(Dataset items)
▬▬▬

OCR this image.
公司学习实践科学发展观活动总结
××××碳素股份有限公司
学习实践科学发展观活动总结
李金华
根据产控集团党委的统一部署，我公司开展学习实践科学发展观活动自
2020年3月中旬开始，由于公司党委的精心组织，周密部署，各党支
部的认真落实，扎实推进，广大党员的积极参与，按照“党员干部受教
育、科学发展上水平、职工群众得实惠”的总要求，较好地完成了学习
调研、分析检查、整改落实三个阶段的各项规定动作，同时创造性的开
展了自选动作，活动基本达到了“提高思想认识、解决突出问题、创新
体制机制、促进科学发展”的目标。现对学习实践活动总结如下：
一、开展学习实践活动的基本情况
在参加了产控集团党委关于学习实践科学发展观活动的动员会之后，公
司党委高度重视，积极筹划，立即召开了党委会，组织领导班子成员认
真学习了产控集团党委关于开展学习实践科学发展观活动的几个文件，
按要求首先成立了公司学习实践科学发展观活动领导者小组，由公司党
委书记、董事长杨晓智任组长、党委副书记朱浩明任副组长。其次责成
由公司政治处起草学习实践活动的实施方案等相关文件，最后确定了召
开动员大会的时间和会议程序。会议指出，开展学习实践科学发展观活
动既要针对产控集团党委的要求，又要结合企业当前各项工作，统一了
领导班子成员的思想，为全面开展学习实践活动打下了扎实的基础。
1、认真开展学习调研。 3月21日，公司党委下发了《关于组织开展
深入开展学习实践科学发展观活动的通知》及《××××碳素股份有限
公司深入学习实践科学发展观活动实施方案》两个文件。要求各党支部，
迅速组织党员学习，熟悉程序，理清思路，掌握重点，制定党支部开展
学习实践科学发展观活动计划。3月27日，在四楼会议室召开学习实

▬▬▬

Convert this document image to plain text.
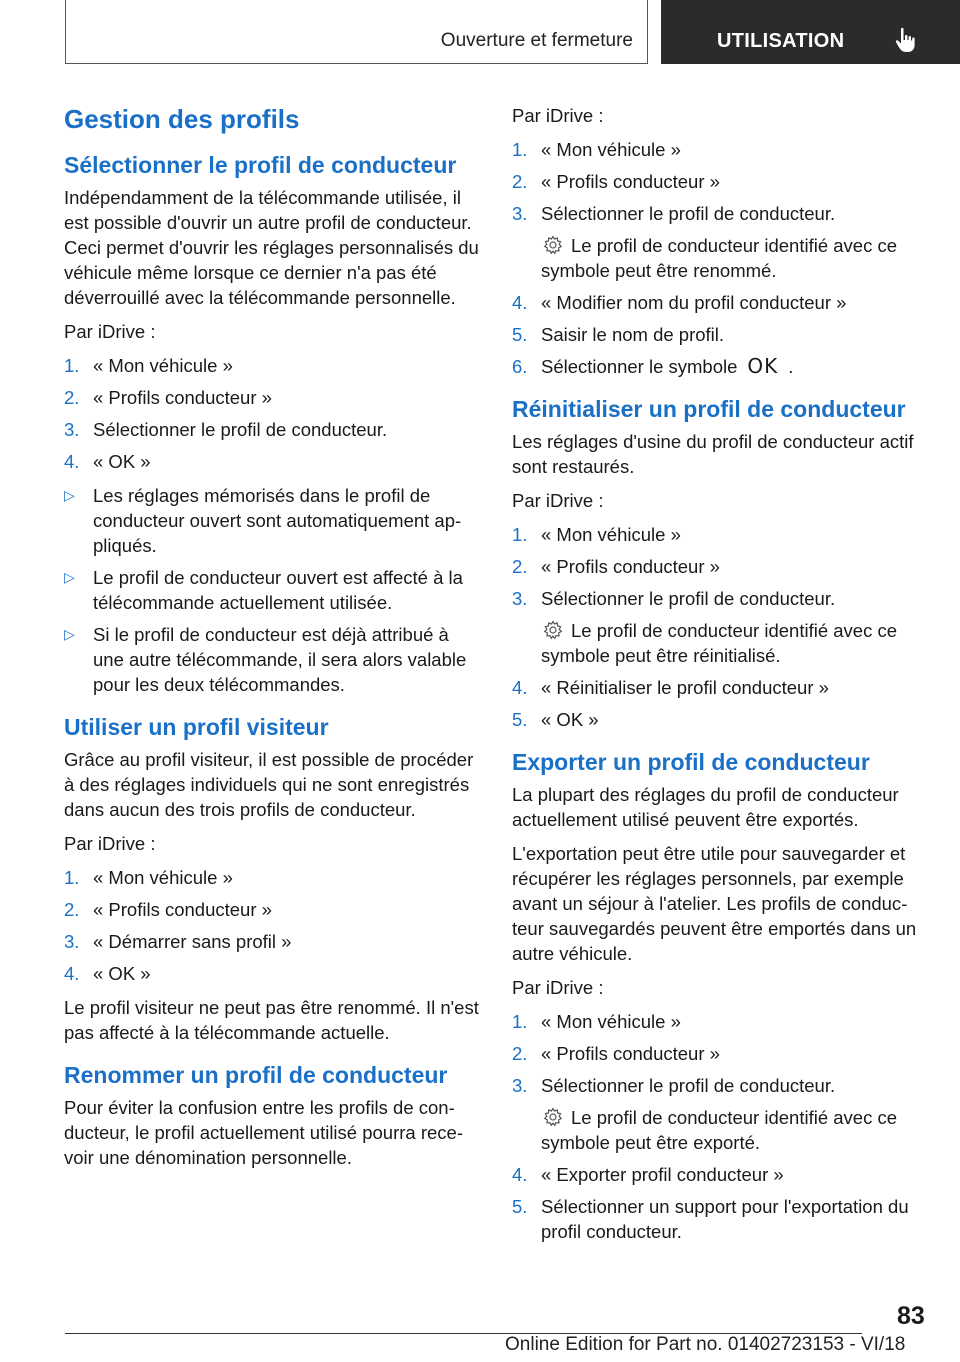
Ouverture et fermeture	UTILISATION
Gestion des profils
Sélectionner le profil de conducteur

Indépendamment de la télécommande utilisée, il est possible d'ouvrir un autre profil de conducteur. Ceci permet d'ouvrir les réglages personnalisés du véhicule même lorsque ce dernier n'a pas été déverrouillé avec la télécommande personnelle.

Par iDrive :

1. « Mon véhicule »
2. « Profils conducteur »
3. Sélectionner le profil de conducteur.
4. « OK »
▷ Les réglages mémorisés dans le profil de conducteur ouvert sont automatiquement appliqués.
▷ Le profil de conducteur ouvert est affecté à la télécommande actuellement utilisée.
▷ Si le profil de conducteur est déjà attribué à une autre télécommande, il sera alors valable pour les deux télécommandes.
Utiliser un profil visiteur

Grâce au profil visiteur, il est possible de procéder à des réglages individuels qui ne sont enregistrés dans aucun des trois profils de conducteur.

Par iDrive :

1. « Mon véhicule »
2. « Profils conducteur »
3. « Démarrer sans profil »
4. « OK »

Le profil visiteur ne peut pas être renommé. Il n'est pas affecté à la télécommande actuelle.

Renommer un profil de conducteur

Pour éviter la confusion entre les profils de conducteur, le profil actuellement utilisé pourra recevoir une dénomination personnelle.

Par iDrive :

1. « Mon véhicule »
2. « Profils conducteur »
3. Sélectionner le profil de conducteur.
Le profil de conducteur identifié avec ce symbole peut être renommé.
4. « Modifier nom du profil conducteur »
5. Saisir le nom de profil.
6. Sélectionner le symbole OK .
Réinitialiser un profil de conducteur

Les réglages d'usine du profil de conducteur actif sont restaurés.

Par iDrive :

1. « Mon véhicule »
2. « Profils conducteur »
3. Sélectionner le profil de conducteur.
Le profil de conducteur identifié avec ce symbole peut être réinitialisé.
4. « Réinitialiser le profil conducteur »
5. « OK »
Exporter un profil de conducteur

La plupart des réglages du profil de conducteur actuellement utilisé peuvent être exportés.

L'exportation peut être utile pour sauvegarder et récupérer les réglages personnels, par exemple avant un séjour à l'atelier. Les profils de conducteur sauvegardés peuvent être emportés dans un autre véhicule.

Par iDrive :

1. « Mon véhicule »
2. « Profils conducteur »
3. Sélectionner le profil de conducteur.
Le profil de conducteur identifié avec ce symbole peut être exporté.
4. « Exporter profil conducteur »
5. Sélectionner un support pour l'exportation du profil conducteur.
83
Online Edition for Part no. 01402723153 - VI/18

▬▬▬

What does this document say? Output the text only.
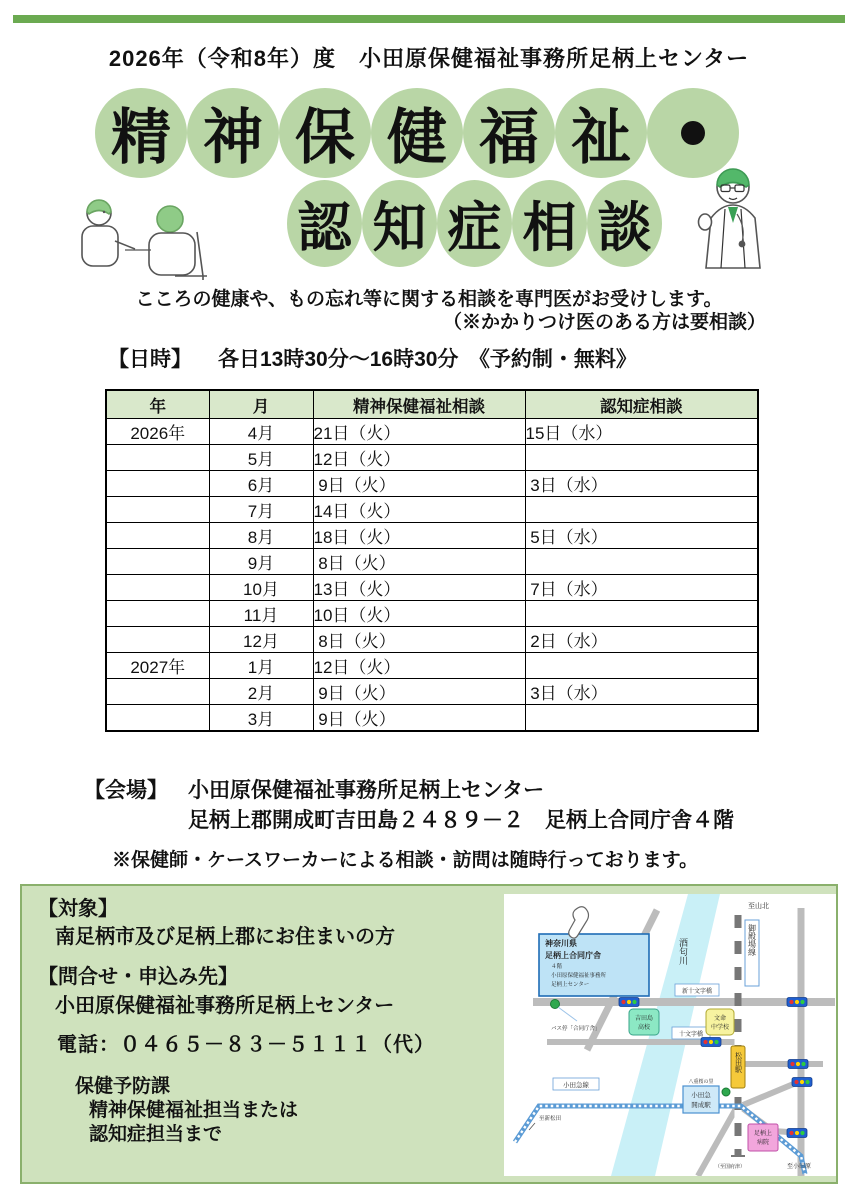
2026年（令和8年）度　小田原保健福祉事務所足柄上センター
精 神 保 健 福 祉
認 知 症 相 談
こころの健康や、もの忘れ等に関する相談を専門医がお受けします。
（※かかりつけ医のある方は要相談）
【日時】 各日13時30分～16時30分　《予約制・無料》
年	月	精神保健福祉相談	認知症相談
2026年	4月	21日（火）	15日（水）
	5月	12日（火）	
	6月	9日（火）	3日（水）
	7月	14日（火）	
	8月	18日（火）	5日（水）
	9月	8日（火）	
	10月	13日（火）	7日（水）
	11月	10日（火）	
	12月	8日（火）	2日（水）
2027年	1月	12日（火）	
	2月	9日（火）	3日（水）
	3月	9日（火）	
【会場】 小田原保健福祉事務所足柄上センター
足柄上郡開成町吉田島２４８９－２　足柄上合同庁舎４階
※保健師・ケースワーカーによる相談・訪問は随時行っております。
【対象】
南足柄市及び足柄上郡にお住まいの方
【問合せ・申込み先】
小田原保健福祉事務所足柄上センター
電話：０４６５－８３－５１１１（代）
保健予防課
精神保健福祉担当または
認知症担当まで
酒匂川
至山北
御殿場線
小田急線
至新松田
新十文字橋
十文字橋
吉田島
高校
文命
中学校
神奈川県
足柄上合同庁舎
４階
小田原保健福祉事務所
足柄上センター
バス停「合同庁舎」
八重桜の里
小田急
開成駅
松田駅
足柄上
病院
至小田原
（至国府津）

▬▬▬

• What is being asked: Scan the listing above for the word "dans" and show each line where it is found.

• Expected answer:
▷ Les réglages mémorisés dans le profil de conducteur ouvert sont automatiquement appliqués.
Grâce au profil visiteur, il est possible de procéder à des réglages individuels qui ne sont enregistrés dans aucun des trois profils de conducteur.
L'exportation peut être utile pour sauvegarder et récupérer les réglages personnels, par exemple avant un séjour à l'atelier. Les profils de conducteur sauvegardés peuvent être emportés dans un autre véhicule.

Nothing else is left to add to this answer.